**Set task:**
In the material below, the lines containing the word "color" are required; copy each of them.

**Record set:**
——————————
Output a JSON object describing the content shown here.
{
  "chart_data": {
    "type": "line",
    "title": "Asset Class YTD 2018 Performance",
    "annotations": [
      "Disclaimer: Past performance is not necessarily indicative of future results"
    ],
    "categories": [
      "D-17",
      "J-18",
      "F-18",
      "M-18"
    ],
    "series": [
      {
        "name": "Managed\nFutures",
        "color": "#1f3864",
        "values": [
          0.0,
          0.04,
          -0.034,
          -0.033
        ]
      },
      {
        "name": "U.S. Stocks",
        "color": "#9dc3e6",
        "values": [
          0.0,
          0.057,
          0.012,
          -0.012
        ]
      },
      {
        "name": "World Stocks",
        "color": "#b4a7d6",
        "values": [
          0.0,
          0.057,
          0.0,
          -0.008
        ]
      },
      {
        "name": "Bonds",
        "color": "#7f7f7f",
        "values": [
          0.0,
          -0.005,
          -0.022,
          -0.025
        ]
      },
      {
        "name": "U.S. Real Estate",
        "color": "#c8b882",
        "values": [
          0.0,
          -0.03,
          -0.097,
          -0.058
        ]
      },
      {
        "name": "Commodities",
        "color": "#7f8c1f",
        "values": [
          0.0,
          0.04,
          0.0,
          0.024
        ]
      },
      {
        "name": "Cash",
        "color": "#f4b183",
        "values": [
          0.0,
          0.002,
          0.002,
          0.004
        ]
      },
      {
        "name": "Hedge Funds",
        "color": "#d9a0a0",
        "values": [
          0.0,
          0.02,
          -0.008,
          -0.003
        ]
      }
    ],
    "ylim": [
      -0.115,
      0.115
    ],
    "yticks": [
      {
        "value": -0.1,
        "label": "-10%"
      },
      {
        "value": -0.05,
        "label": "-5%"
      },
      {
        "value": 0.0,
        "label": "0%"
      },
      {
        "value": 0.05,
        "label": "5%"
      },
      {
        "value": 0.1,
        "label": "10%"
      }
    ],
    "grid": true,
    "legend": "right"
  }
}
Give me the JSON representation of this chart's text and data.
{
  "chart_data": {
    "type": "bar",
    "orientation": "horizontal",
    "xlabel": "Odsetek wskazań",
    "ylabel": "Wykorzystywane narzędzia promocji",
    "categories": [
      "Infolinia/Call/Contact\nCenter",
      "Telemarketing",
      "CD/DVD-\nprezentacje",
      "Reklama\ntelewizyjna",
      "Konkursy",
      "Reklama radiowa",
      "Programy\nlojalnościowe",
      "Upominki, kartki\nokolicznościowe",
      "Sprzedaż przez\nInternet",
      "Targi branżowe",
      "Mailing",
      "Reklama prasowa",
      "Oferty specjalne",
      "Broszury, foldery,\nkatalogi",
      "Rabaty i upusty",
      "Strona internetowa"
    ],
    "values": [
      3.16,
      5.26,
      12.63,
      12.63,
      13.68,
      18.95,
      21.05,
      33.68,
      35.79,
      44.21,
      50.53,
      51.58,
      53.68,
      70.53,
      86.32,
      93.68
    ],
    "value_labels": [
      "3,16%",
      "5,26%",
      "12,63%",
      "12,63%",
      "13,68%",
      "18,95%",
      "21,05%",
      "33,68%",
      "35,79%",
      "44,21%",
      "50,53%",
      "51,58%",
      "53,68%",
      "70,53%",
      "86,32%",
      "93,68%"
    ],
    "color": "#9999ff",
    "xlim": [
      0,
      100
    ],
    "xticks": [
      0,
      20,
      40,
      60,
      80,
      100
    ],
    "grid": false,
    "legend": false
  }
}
——————————
**Correct output:**
        "color": "#1f3864",
        "color": "#9dc3e6",
        "color": "#b4a7d6",
        "color": "#7f7f7f",
        "color": "#c8b882",
        "color": "#7f8c1f",
        "color": "#f4b183",
        "color": "#d9a0a0",
    "color": "#9999ff",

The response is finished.